-- GIVEN EXERCISE --
Write the records out again, keeping each line exactly as it is.

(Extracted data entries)
########
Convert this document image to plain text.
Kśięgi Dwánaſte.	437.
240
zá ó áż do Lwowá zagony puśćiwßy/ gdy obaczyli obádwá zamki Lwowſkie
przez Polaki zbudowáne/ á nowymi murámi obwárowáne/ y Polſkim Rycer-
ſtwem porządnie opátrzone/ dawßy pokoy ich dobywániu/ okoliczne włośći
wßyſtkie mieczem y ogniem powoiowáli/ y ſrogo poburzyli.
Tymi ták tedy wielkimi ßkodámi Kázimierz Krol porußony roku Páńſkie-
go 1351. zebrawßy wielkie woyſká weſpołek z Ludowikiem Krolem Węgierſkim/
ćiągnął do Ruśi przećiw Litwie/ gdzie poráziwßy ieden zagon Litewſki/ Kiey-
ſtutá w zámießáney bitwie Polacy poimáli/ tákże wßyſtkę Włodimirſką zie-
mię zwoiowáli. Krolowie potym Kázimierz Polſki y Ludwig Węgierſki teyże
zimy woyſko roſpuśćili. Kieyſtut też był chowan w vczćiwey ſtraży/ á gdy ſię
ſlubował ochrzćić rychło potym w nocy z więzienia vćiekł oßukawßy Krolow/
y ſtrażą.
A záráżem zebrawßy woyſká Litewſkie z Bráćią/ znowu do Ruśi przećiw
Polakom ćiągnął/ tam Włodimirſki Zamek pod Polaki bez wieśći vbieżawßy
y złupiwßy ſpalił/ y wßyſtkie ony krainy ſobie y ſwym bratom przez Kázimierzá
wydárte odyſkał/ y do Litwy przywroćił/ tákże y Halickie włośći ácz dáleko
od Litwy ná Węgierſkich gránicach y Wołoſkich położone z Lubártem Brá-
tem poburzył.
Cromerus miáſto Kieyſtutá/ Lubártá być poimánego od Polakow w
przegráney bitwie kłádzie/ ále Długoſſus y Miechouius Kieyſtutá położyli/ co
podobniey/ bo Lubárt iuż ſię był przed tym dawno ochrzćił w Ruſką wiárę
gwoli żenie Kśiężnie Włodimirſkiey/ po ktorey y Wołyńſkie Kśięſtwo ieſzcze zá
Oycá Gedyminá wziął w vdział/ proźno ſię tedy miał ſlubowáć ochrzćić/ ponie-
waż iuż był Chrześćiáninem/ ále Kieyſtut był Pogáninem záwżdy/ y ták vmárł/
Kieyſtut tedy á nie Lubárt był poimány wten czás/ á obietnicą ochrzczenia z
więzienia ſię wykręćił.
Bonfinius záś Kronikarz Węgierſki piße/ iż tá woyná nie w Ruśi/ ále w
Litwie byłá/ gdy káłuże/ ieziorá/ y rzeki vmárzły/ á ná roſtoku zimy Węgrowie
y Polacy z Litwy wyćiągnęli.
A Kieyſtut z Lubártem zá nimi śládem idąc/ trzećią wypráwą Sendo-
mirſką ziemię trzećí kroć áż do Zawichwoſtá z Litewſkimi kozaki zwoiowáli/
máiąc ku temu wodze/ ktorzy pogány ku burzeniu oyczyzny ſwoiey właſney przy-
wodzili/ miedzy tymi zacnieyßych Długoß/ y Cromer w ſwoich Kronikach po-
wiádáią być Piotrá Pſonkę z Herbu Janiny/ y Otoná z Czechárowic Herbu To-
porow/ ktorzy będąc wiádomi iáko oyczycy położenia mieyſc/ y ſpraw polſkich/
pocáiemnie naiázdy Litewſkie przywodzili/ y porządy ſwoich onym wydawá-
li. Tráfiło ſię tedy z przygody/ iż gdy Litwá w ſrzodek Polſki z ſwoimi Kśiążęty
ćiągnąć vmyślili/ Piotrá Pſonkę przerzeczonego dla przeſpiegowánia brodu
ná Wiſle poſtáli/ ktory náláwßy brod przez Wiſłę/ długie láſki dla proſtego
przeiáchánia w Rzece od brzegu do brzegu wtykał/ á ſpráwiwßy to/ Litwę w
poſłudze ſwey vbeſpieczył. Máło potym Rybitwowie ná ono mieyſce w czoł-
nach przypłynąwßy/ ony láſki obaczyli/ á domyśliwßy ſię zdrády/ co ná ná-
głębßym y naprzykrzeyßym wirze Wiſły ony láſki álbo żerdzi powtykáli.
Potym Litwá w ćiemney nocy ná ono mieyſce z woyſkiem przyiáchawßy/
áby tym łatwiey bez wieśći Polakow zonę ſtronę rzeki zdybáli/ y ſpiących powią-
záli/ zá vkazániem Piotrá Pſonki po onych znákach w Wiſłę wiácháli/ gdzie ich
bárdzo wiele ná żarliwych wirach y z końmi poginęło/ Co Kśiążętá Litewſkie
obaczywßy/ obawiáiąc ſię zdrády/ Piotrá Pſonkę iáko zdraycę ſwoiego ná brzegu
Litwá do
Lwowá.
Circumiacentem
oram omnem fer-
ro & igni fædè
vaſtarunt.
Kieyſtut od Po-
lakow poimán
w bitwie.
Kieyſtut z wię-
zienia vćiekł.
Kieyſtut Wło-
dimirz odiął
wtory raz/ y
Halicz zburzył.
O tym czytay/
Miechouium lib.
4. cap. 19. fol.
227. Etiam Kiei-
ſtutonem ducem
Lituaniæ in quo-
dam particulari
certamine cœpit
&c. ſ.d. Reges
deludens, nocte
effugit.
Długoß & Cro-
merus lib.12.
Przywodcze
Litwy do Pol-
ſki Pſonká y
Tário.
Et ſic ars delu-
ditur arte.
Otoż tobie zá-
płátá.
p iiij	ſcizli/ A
########
-- TASK ANSWER --
Convert this document image to plain text.
Kśięgi Dwánaſte.	437.
240
zá ó áż do Lwowá zagony puśćiwßy/ gdy obaczyli obádwá zamki Lwowſkie
przez Polaki zbudowáne/ á nowymi murámi obwárowáne/ y Polſkim Rycer-
ſtwem porządnie opátrzone/ dawßy pokoy ich dobywániu/ okoliczne włośći
wßyſtkie mieczem y ogniem powoiowáli/ y ſrogo poburzyli.
Tymi ták tedy wielkimi ßkodámi Kázimierz Krol porußony roku Páńſkie-
go 1351. zebrawßy wielkie woyſká weſpołek z Ludowikiem Krolem Węgierſkim/
ćiągnął do Ruśi przećiw Litwie/ gdzie poráziwßy ieden zagon Litewſki/ Kiey-
ſtutá w zámießáney bitwie Polacy poimáli/ tákże wßyſtkę Włodimirſką zie-
mię zwoiowáli. Krolowie potym Kázimierz Polſki y Ludwig Węgierſki teyże
zimy woyſko roſpuśćili. Kieyſtut też był chowan w vczćiwey ſtraży/ á gdy ſię
ſlubował ochrzćić rychło potym w nocy z więzienia vćiekł oßukawßy Krolow/
y ſtrażą.
A záráżem zebrawßy woyſká Litewſkie z Bráćią/ znowu do Ruśi przećiw
Polakom ćiągnął/ tam Włodimirſki Zamek pod Polaki bez wieśći vbieżawßy
y złupiwßy ſpalił/ y wßyſtkie ony krainy ſobie y ſwym bratom przez Kázimierzá
wydárte odyſkał/ y do Litwy przywroćił/ tákże y Halickie włośći ácz dáleko
od Litwy ná Węgierſkich gránicach y Wołoſkich położone z Lubártem Brá-
tem poburzył.
Cromerus miáſto Kieyſtutá/ Lubártá być poimánego od Polakow w
przegráney bitwie kłádzie/ ále Długoſſus y Miechouius Kieyſtutá położyli/ co
podobniey/ bo Lubárt iuż ſię był przed tym dawno ochrzćił w Ruſką wiárę
gwoli żenie Kśiężnie Włodimirſkiey/ po ktorey y Wołyńſkie Kśięſtwo ieſzcze zá
Oycá Gedyminá wziął w vdział/ proźno ſię tedy miał ſlubowáć ochrzćić/ ponie-
waż iuż był Chrześćiáninem/ ále Kieyſtut był Pogáninem záwżdy/ y ták vmárł/
Kieyſtut tedy á nie Lubárt był poimány wten czás/ á obietnicą ochrzczenia z
więzienia ſię wykręćił.
Bonfinius záś Kronikarz Węgierſki piße/ iż tá woyná nie w Ruśi/ ále w
Litwie byłá/ gdy káłuże/ ieziorá/ y rzeki vmárzły/ á ná roſtoku zimy Węgrowie
y Polacy z Litwy wyćiągnęli.
A Kieyſtut z Lubártem zá nimi śládem idąc/ trzećią wypráwą Sendo-
mirſką ziemię trzećí kroć áż do Zawichwoſtá z Litewſkimi kozaki zwoiowáli/
máiąc ku temu wodze/ ktorzy pogány ku burzeniu oyczyzny ſwoiey właſney przy-
wodzili/ miedzy tymi zacnieyßych Długoß/ y Cromer w ſwoich Kronikach po-
wiádáią być Piotrá Pſonkę z Herbu Janiny/ y Otoná z Czechárowic Herbu To-
porow/ ktorzy będąc wiádomi iáko oyczycy położenia mieyſc/ y ſpraw polſkich/
pocáiemnie naiázdy Litewſkie przywodzili/ y porządy ſwoich onym wydawá-
li. Tráfiło ſię tedy z przygody/ iż gdy Litwá w ſrzodek Polſki z ſwoimi Kśiążęty
ćiągnąć vmyślili/ Piotrá Pſonkę przerzeczonego dla przeſpiegowánia brodu
ná Wiſle poſtáli/ ktory náláwßy brod przez Wiſłę/ długie láſki dla proſtego
przeiáchánia w Rzece od brzegu do brzegu wtykał/ á ſpráwiwßy to/ Litwę w
poſłudze ſwey vbeſpieczył. Máło potym Rybitwowie ná ono mieyſce w czoł-
nach przypłynąwßy/ ony láſki obaczyli/ á domyśliwßy ſię zdrády/ co ná ná-
głębßym y naprzykrzeyßym wirze Wiſły ony láſki álbo żerdzi powtykáli.
Potym Litwá w ćiemney nocy ná ono mieyſce z woyſkiem przyiáchawßy/
áby tym łatwiey bez wieśći Polakow zonę ſtronę rzeki zdybáli/ y ſpiących powią-
záli/ zá vkazániem Piotrá Pſonki po onych znákach w Wiſłę wiácháli/ gdzie ich
bárdzo wiele ná żarliwych wirach y z końmi poginęło/ Co Kśiążętá Litewſkie
obaczywßy/ obawiáiąc ſię zdrády/ Piotrá Pſonkę iáko zdraycę ſwoiego ná brzegu
Litwá do
Lwowá.
Circumiacentem
oram omnem fer-
ro & igni fædè
vaſtarunt.
Kieyſtut od Po-
lakow poimán
w bitwie.
Kieyſtut z wię-
zienia vćiekł.
Kieyſtut Wło-
dimirz odiął
wtory raz/ y
Halicz zburzył.
O tym czytay/
Miechouium lib.
4. cap. 19. fol.
227. Etiam Kiei-
ſtutonem ducem
Lituaniæ in quo-
dam particulari
certamine cœpit
&c. ſ.d. Reges
deludens, nocte
effugit.
Długoß & Cro-
merus lib.12.
Przywodcze
Litwy do Pol-
ſki Pſonká y
Tário.
Et ſic ars delu-
ditur arte.
Otoż tobie zá-
płátá.
p iiij	ſcizli/ A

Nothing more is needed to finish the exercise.